---- Data records
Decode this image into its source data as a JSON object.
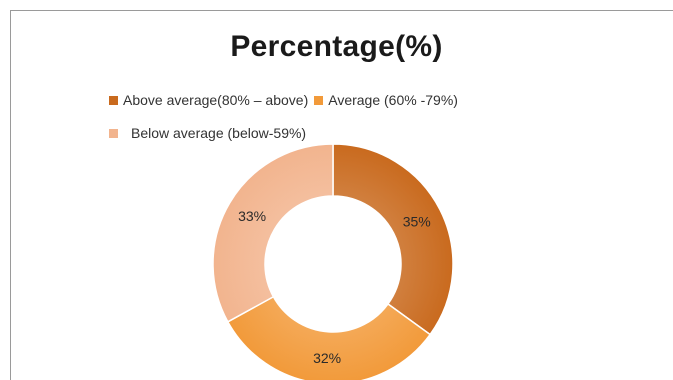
{
  "chart_data": {
    "type": "pie",
    "title": "Percentage(%)",
    "donut": true,
    "legend_position": "top",
    "slices": [
      {
        "label": "Above average(80% – above)",
        "value": 35,
        "value_label": "35%",
        "color": "#c96a1e"
      },
      {
        "label": "Average (60% -79%)",
        "value": 32,
        "value_label": "32%",
        "color": "#f29a3a"
      },
      {
        "label": "Below average (below-59%)",
        "value": 33,
        "value_label": "33%",
        "color": "#f2b48e"
      }
    ]
  }
}
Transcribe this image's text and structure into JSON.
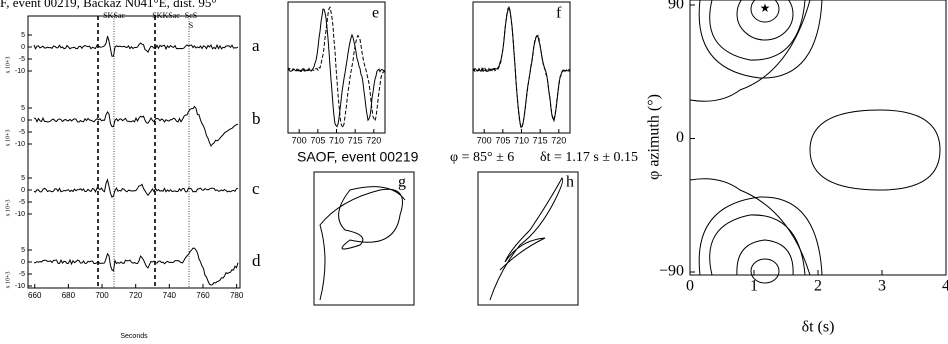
{
  "left_panel": {
    "title": "F, event 00219, Backaz N041°E, dist. 95°",
    "phases": [
      "SKSac",
      "SKKSac",
      "ScS",
      "S"
    ],
    "traces": [
      "a",
      "b",
      "c",
      "d"
    ],
    "yticks": [
      5,
      0,
      -5,
      -10
    ],
    "y_unit": "x 10+3",
    "xlim": [
      656,
      782
    ],
    "xticks": [
      660,
      680,
      700,
      720,
      740,
      760,
      780
    ],
    "xlabel": "Seconds"
  },
  "panel_e": {
    "label": "e",
    "xlim": [
      697,
      723
    ],
    "xticks": [
      700,
      705,
      710,
      715,
      720
    ]
  },
  "panel_f": {
    "label": "f",
    "xlim": [
      697,
      723
    ],
    "xticks": [
      700,
      705,
      710,
      715,
      720
    ]
  },
  "caption": {
    "station": "SAOF, event 00219",
    "phi": "φ = 85° ± 6",
    "dt": "δt = 1.17 s ± 0.15"
  },
  "panel_g": {
    "label": "g"
  },
  "panel_h": {
    "label": "h"
  },
  "contour": {
    "ylabel": "φ azimuth (°)",
    "xlabel": "δt (s)",
    "xlim": [
      0,
      4
    ],
    "ylim": [
      -90,
      90
    ],
    "xticks": [
      0,
      1,
      2,
      3,
      4
    ],
    "yticks": [
      {
        "value": -90,
        "label": "−90"
      },
      0,
      90
    ]
  }
}
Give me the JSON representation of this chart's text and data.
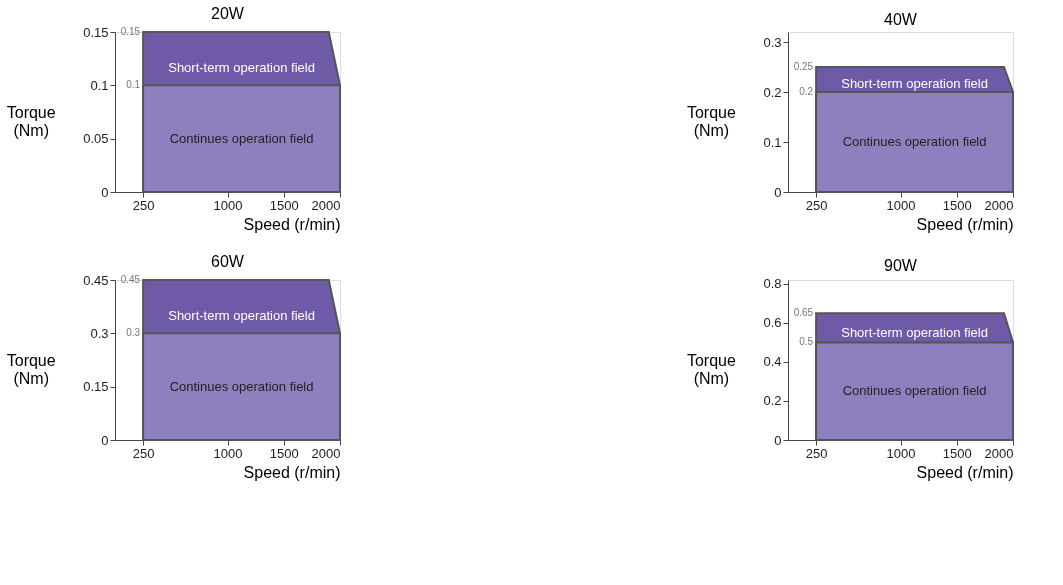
--------
◆ **Goal of the exercise**
Scan the material and collect every line that contains "this".

◆ **Reply**
Decode this image into its source data as a JSON object.
Transcribe this image's text and structure into JSON.
Give me the JSON representation of this chart's text and data.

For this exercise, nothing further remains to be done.